▽

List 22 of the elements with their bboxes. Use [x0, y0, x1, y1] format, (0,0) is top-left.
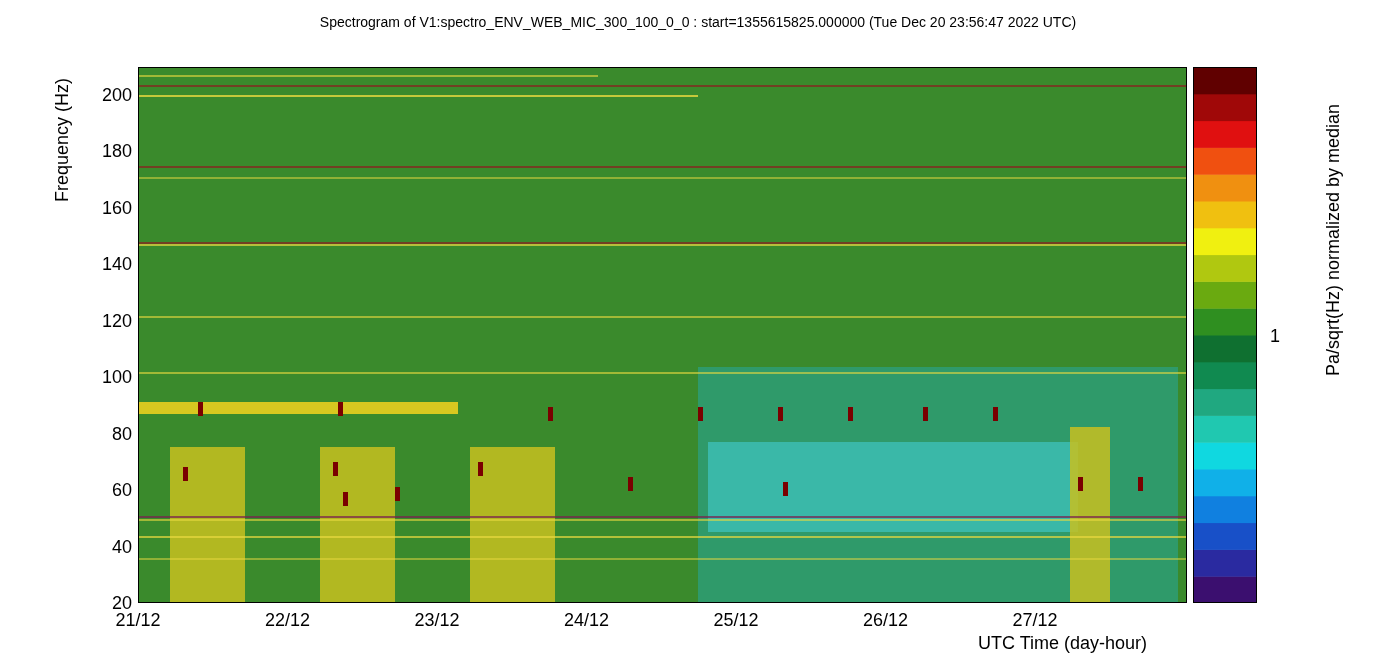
y-tick-label: 80: [110, 424, 132, 443]
y-tick-label: 200: [100, 86, 132, 104]
y-tick-label: 60: [110, 481, 132, 500]
x-tick-label: 25/12: [712, 611, 760, 629]
colorbar-label: Pa/sqrt(Hz) normalized by median: [1324, 102, 1342, 379]
x-tick-label: 21/12: [114, 611, 162, 629]
y-tick-label: 20: [110, 594, 132, 612]
y-tick-label: 160: [100, 198, 132, 217]
x-tick-label: 24/12: [562, 611, 610, 629]
x-tick-label: 27/12: [1011, 611, 1059, 629]
y-axis-label: Frequency (Hz): [53, 78, 71, 202]
x-tick-label: 23/12: [413, 611, 461, 629]
y-tick-label: 120: [100, 311, 132, 330]
plot-title: Spectrogram of V1:spectro_ENV_WEB_MIC_300_100_0_0 : start=1355615825.000000 (Tue Dec 20 23:56:47 2022 UTC): [319, 14, 1077, 30]
x-tick-label: 22/12: [263, 611, 311, 629]
x-axis-label: UTC Time (day-hour): [978, 634, 1148, 652]
y-tick-label: 140: [100, 255, 132, 274]
y-tick-label: 100: [100, 368, 132, 387]
y-tick-label: 180: [100, 142, 132, 161]
y-tick-label: 40: [110, 537, 132, 556]
colorbar-tick-label: 1: [1270, 327, 1280, 345]
x-tick-label: 26/12: [861, 611, 909, 629]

△

→ REQUIREMENT: Could you write out everything in the material from the line containing "y-tick-label: 80: [110, 424, 132, 443]" down to the line containing "x-tick-label: 21/12: [114, 611, 162, 629]", both of those lines included, character for character?

→ SOLUTION TO THIS PROBLEM:
y-tick-label: 80: [110, 424, 132, 443]
y-tick-label: 200: [100, 86, 132, 104]
y-tick-label: 60: [110, 481, 132, 500]
x-tick-label: 25/12: [712, 611, 760, 629]
colorbar-label: Pa/sqrt(Hz) normalized by median: [1324, 102, 1342, 379]
x-tick-label: 21/12: [114, 611, 162, 629]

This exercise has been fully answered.